# Aim of the task
Among the entries below, find the lines with "amount" and copy them.
>>>
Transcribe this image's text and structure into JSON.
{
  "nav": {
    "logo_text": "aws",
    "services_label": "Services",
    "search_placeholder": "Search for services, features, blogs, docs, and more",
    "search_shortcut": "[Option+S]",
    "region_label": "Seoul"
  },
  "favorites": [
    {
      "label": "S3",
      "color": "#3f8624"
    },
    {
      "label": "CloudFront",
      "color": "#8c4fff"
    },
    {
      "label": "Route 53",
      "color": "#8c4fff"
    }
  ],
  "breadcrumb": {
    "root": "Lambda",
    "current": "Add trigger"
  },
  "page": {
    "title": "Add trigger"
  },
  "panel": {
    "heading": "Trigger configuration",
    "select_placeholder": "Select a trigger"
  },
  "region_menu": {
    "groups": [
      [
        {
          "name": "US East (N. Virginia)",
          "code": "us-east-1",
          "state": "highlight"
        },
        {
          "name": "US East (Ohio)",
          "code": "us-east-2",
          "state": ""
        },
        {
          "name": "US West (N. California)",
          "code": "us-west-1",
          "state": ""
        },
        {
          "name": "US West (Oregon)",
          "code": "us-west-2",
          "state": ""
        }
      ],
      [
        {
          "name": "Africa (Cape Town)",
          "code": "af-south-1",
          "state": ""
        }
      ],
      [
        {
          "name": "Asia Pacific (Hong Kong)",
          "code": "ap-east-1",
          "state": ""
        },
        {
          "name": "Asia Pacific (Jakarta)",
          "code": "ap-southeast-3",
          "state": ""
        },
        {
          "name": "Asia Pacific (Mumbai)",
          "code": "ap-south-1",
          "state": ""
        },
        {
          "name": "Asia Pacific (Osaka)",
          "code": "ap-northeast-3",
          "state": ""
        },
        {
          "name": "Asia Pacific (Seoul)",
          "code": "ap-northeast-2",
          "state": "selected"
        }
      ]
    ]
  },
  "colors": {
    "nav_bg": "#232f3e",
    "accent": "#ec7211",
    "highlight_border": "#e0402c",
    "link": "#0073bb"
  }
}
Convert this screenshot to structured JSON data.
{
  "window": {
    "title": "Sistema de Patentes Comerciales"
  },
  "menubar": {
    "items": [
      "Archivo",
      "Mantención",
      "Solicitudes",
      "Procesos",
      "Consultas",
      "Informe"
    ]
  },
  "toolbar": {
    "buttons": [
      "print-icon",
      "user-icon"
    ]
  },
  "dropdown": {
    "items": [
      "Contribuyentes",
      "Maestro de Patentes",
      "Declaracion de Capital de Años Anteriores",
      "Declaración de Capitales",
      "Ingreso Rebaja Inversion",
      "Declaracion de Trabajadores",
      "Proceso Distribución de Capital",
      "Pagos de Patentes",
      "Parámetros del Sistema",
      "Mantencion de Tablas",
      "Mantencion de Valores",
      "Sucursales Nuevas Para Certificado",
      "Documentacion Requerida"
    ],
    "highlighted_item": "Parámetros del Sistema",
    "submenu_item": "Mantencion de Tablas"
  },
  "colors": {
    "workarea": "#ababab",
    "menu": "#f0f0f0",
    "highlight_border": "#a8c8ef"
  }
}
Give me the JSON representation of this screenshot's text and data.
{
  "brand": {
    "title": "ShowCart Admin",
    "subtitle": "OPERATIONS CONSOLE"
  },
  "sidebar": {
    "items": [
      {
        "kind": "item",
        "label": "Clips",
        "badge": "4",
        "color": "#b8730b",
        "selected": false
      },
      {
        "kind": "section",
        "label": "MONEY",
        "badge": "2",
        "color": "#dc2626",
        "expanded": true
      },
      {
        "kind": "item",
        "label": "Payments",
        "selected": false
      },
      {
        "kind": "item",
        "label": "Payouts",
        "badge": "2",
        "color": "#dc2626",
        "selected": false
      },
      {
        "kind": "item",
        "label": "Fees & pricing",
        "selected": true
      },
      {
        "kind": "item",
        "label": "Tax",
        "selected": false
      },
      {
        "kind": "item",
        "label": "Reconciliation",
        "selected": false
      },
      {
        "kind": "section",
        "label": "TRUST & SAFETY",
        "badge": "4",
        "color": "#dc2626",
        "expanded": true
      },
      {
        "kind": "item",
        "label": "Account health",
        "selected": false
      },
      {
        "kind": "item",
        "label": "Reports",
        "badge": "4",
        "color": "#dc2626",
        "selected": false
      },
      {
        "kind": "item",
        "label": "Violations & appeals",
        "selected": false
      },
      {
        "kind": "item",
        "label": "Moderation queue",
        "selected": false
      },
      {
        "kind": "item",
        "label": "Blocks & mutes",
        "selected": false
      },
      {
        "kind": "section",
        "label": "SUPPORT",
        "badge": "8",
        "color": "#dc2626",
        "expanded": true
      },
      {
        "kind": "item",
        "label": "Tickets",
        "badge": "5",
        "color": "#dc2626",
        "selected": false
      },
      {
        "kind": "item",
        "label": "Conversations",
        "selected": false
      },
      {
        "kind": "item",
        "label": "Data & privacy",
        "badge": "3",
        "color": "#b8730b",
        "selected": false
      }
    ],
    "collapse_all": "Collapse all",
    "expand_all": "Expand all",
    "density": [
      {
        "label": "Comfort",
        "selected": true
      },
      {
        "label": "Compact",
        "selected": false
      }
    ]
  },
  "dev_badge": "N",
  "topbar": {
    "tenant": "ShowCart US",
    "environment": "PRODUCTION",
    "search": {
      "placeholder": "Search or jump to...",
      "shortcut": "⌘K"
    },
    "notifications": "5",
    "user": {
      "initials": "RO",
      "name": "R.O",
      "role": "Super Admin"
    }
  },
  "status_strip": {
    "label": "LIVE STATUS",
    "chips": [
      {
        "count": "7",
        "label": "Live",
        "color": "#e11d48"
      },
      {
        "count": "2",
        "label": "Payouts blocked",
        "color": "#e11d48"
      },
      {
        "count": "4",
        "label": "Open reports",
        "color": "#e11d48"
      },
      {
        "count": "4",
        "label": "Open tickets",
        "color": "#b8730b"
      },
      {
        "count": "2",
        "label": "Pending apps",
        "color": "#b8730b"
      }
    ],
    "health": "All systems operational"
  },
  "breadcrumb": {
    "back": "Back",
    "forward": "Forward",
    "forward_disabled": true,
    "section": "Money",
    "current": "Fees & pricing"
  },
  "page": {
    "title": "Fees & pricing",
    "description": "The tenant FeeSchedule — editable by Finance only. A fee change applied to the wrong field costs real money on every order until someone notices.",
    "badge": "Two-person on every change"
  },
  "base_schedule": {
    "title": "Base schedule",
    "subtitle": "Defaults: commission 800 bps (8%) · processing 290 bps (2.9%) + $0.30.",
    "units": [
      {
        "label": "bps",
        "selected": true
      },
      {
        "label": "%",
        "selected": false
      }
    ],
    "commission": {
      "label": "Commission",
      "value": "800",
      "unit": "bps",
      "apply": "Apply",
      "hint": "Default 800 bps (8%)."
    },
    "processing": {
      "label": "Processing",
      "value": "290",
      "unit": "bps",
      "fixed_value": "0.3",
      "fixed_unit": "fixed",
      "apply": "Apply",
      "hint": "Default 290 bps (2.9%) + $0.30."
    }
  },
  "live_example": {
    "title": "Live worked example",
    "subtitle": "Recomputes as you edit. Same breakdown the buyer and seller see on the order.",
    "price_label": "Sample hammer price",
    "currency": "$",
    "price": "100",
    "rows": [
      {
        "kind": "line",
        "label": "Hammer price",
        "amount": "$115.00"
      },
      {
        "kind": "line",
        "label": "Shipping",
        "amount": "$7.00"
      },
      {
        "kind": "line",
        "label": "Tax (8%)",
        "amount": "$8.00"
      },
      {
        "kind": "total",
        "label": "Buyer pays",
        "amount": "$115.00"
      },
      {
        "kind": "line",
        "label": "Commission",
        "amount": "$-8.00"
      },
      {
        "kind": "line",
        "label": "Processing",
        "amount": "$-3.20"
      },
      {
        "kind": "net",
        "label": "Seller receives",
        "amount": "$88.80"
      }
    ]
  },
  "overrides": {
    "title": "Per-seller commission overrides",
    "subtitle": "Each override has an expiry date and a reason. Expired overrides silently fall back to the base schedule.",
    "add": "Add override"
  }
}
<<<
# Exercise answer
        "amount": "$115.00"
        "amount": "$7.00"
        "amount": "$8.00"
        "amount": "$115.00"
        "amount": "$-8.00"
        "amount": "$-3.20"
        "amount": "$88.80"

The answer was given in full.